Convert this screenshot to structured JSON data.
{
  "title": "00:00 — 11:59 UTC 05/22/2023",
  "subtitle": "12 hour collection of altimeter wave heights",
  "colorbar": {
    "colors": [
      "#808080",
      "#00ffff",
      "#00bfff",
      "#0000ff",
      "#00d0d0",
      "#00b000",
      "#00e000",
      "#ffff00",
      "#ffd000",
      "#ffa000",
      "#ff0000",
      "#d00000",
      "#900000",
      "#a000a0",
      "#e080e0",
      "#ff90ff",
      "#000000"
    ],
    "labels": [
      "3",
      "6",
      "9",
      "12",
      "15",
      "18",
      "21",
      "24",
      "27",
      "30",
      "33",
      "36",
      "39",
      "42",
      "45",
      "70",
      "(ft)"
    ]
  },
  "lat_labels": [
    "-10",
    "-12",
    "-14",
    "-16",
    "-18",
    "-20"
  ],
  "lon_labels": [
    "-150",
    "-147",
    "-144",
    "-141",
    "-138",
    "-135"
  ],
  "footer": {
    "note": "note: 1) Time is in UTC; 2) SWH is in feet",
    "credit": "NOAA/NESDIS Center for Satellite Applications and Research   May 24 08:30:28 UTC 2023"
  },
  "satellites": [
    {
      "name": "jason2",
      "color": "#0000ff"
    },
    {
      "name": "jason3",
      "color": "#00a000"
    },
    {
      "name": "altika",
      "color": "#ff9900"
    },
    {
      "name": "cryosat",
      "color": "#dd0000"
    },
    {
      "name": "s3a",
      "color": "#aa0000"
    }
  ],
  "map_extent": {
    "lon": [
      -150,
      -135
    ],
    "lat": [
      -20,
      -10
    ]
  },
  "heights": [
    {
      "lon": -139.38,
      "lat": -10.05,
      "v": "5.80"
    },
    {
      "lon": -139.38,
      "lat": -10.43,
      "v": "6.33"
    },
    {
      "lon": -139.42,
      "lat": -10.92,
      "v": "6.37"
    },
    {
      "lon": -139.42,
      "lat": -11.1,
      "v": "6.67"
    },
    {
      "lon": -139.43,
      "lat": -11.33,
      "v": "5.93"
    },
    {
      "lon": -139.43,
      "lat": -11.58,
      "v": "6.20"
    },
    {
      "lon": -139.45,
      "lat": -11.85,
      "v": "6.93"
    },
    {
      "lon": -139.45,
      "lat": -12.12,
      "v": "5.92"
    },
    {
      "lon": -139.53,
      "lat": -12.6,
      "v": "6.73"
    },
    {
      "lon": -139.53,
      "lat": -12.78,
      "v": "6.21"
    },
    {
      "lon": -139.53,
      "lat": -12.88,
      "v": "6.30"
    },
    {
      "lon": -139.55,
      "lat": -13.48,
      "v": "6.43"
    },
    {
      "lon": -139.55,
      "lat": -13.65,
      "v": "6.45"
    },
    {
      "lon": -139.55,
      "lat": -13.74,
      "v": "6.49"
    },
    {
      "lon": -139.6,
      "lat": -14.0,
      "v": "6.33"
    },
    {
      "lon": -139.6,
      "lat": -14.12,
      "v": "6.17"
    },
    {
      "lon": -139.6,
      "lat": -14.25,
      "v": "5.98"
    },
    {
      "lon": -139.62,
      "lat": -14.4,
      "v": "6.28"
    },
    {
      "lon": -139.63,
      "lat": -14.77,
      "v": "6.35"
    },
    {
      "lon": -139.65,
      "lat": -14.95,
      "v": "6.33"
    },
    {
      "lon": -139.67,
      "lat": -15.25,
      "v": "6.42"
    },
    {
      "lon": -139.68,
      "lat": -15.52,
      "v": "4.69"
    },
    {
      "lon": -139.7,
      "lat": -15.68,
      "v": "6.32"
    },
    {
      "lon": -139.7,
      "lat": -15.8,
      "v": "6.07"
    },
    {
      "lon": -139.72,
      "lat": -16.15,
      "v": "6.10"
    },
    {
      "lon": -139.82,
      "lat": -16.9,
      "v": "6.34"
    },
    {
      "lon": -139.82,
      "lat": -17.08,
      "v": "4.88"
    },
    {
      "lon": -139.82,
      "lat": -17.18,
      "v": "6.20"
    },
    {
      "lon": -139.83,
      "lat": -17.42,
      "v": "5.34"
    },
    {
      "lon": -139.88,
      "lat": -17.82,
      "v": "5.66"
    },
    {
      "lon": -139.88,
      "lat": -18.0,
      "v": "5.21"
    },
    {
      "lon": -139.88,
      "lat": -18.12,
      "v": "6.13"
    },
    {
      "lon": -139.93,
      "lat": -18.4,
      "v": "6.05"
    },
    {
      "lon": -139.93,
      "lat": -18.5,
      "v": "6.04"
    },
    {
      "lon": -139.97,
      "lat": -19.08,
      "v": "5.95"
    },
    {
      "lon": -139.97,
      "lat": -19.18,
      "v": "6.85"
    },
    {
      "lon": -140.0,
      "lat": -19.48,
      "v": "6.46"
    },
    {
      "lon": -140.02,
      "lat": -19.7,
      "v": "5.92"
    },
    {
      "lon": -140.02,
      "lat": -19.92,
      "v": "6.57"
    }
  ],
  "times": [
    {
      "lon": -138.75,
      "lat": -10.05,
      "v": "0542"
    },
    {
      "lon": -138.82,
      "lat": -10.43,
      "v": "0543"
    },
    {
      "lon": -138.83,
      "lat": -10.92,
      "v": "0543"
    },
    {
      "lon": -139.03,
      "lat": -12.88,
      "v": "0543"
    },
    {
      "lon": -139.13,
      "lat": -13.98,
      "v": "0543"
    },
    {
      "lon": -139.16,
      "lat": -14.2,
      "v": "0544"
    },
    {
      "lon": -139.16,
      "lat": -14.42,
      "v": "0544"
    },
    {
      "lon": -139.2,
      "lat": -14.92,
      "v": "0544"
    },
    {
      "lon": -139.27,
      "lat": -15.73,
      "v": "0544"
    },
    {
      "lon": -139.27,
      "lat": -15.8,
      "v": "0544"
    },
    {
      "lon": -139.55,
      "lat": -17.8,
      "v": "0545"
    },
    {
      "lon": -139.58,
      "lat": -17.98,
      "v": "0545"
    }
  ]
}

**Task description**
Gather all lines from the records above in which "name" appears.

**Final result**
      "name": "jason2",
      "name": "jason3",
      "name": "altika",
      "name": "cryosat",
      "name": "s3a",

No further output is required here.